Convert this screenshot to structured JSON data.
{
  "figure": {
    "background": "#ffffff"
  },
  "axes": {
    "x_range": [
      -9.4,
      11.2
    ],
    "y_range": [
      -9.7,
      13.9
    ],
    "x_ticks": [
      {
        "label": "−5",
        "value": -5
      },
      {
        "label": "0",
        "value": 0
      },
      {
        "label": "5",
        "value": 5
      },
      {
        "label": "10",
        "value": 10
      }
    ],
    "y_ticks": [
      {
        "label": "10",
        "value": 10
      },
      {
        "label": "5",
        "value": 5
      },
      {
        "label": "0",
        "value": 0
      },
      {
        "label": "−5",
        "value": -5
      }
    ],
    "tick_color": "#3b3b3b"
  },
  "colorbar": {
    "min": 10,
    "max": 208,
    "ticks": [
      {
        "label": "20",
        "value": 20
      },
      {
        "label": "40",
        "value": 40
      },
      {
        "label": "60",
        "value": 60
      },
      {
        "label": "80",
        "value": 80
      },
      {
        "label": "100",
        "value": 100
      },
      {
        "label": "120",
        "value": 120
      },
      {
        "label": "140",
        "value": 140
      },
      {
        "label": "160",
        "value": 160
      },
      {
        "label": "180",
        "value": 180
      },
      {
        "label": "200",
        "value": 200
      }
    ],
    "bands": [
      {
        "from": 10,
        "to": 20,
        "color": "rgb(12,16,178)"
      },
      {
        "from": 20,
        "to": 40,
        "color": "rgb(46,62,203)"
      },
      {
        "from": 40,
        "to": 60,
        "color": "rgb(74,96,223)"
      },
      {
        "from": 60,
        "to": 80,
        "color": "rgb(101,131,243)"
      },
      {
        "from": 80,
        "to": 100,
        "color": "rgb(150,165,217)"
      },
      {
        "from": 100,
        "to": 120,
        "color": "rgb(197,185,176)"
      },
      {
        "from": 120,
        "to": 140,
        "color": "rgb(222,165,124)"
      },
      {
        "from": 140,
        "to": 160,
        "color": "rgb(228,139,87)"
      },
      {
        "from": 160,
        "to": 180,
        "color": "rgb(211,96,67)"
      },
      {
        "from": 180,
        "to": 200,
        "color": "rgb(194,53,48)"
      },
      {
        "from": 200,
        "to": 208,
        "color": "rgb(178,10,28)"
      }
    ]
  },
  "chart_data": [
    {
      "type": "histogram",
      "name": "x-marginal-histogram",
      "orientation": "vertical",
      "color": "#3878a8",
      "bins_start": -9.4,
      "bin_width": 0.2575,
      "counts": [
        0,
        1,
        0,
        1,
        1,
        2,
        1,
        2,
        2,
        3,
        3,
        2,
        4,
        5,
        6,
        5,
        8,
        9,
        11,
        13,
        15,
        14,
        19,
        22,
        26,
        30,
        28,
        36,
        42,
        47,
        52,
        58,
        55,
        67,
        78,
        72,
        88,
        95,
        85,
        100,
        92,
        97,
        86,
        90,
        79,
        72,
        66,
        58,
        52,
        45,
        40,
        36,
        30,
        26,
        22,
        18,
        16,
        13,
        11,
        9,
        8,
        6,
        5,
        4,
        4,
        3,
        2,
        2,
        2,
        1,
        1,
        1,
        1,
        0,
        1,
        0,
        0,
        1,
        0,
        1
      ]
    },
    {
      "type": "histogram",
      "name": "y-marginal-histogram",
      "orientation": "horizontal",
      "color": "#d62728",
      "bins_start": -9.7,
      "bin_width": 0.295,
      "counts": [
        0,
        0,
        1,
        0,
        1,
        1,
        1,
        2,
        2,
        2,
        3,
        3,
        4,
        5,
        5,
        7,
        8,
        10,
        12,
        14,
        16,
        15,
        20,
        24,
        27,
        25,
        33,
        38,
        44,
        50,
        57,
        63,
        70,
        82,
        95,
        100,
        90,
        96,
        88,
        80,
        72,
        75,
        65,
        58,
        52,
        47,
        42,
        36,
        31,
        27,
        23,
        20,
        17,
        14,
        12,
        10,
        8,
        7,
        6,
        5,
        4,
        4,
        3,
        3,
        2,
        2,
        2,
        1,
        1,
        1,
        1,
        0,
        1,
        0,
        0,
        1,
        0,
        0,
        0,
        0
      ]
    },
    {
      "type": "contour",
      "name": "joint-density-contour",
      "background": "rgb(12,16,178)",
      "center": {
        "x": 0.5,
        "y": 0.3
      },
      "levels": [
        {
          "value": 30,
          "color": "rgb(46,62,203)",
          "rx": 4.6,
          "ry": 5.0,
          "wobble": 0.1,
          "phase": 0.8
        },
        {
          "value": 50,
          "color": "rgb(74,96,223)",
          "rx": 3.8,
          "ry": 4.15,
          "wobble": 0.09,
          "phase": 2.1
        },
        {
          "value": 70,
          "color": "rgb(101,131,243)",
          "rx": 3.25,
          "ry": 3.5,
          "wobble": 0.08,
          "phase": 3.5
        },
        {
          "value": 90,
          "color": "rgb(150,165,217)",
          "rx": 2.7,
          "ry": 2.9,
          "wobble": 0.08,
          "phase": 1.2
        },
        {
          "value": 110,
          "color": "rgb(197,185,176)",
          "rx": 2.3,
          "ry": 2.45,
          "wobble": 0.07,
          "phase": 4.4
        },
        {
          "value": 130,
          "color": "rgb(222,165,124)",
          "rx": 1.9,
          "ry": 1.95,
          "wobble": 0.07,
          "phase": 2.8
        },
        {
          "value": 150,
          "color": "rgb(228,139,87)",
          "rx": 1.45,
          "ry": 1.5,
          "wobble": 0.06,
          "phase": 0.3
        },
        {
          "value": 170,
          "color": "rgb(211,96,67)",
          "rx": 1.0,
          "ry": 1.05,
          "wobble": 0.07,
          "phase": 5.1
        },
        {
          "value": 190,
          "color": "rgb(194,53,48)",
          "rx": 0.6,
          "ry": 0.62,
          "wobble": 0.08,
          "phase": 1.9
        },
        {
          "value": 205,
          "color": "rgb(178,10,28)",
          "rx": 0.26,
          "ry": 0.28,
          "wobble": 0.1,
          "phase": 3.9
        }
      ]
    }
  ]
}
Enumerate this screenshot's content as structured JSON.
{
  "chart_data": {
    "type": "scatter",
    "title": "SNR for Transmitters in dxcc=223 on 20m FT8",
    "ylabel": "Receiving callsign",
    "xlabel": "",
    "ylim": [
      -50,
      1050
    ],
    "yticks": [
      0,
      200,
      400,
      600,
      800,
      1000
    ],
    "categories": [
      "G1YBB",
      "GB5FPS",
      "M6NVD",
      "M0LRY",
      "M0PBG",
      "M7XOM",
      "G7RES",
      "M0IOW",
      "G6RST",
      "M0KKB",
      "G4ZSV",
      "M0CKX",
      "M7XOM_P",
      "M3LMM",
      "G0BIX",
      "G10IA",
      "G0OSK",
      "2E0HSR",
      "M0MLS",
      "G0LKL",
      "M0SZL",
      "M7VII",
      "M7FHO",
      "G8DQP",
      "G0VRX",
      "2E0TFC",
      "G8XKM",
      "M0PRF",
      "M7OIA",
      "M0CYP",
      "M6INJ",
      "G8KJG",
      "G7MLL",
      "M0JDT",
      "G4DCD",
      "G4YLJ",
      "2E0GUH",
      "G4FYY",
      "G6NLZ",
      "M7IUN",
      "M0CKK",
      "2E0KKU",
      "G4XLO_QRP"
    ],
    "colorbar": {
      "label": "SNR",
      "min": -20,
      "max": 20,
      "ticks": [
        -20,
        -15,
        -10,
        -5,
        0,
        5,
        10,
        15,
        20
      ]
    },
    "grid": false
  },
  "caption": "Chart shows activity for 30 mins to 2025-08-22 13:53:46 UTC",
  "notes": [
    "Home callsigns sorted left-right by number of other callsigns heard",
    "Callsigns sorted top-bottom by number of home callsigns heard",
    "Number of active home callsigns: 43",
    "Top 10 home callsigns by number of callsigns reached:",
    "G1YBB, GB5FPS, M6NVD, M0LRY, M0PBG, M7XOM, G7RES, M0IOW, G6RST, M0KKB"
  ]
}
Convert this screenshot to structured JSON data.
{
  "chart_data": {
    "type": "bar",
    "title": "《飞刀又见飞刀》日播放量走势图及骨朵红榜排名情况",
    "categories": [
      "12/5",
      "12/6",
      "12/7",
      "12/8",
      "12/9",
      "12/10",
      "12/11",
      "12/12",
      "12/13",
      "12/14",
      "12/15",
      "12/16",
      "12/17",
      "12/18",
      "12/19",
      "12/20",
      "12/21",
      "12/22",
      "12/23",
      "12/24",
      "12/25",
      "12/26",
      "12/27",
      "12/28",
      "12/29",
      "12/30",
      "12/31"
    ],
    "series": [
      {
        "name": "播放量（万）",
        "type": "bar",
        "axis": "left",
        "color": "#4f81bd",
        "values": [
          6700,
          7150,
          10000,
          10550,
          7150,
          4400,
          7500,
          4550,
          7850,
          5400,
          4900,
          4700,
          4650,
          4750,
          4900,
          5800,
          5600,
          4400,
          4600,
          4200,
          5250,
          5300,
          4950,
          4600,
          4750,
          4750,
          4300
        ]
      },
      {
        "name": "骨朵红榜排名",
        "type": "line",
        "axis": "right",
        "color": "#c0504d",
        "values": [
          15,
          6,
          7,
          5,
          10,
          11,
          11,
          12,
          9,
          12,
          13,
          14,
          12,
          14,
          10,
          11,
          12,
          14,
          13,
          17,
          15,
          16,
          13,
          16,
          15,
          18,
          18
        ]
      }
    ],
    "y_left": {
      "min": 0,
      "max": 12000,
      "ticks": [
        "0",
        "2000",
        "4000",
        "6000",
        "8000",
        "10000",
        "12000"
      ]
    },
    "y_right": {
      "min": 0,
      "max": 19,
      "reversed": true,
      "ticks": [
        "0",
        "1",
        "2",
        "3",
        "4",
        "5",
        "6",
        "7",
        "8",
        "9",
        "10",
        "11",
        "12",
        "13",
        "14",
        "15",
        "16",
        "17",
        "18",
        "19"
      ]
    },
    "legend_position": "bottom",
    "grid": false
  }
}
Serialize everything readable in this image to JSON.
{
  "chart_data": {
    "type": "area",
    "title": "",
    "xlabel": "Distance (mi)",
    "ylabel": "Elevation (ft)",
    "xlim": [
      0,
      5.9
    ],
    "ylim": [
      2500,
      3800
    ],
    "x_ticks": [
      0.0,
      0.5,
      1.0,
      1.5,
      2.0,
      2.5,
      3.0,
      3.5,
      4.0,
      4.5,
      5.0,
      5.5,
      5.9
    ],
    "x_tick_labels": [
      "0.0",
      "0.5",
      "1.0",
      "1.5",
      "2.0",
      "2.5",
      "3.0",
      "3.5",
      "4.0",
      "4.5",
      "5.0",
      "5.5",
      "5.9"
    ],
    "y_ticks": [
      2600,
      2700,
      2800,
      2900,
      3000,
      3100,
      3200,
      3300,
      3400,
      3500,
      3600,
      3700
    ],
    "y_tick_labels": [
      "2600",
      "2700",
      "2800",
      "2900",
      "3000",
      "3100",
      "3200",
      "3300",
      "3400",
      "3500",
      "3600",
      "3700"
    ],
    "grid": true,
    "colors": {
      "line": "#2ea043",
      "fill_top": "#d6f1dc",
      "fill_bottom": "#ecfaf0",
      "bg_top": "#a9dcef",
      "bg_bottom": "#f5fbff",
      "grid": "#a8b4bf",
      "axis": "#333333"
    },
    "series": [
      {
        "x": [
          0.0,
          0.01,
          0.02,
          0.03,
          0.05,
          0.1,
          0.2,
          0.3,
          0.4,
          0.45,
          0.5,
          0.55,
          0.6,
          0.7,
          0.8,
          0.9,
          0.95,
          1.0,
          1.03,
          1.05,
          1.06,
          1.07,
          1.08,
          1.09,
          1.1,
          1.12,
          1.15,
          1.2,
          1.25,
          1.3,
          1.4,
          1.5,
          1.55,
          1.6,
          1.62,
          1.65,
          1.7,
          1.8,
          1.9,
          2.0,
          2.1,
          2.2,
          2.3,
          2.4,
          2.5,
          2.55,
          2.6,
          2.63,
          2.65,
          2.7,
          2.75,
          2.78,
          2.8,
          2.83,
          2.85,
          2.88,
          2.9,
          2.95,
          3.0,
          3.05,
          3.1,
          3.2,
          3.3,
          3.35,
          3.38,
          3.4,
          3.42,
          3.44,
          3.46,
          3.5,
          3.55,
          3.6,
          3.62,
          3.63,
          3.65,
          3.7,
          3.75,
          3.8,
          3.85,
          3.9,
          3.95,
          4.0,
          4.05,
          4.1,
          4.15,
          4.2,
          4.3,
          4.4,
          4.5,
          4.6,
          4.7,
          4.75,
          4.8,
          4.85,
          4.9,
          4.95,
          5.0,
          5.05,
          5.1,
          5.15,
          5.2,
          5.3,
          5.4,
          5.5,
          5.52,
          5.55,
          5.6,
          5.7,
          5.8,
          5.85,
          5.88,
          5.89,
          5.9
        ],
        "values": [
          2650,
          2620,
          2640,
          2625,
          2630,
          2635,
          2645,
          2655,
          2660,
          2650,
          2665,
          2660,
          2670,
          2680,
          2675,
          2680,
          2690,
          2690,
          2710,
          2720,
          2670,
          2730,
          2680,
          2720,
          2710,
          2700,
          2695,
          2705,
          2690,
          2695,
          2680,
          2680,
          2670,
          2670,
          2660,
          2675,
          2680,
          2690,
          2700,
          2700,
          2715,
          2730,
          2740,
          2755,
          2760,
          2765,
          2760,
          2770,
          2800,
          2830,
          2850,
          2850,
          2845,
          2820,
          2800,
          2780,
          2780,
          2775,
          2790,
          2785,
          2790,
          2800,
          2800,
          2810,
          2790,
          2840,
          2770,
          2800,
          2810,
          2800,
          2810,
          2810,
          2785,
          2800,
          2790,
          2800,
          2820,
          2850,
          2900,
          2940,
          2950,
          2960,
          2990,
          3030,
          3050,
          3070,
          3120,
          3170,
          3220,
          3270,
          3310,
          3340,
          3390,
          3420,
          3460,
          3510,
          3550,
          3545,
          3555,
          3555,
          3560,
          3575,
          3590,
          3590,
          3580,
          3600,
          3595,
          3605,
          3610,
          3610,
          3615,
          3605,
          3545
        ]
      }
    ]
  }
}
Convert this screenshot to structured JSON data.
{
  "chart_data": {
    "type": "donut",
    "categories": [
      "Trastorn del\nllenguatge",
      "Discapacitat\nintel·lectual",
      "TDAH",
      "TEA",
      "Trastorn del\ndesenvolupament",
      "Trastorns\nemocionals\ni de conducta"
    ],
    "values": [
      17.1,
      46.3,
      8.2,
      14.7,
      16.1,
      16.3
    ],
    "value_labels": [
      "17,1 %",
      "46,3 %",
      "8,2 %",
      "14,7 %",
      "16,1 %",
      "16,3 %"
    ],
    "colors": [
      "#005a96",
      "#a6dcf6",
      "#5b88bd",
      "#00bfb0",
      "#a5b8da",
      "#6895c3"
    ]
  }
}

· · · · · · ·

▶ _TASK DETAILS_: In the material above, find the lines that contain "orientation" and show them.

▶ _RESULT FOR THIS TASK_:
      "orientation": "vertical",
      "orientation": "horizontal",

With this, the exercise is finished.